**What is needed:** Copy out each line of the data holding "начальника".

═══ Data shown ═══

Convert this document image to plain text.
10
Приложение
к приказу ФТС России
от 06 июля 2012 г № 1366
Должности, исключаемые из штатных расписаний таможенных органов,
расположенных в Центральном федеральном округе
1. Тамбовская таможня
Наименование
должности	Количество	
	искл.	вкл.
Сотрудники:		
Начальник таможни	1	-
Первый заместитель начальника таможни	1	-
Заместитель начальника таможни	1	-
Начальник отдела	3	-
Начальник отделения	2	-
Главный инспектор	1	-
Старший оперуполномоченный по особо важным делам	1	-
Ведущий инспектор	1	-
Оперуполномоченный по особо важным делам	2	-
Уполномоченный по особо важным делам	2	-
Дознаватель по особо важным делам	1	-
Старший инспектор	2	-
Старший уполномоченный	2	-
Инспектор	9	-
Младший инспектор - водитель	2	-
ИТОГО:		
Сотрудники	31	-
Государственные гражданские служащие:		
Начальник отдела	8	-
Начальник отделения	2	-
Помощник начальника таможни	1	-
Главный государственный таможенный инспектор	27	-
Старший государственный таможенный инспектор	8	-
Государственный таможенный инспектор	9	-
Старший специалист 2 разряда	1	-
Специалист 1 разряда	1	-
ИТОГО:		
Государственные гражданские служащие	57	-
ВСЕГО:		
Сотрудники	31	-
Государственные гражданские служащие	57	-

═══

**Exercise result:**
Первый заместитель начальника таможни	1	-
Заместитель начальника таможни	1	-
Помощник начальника таможни	1	-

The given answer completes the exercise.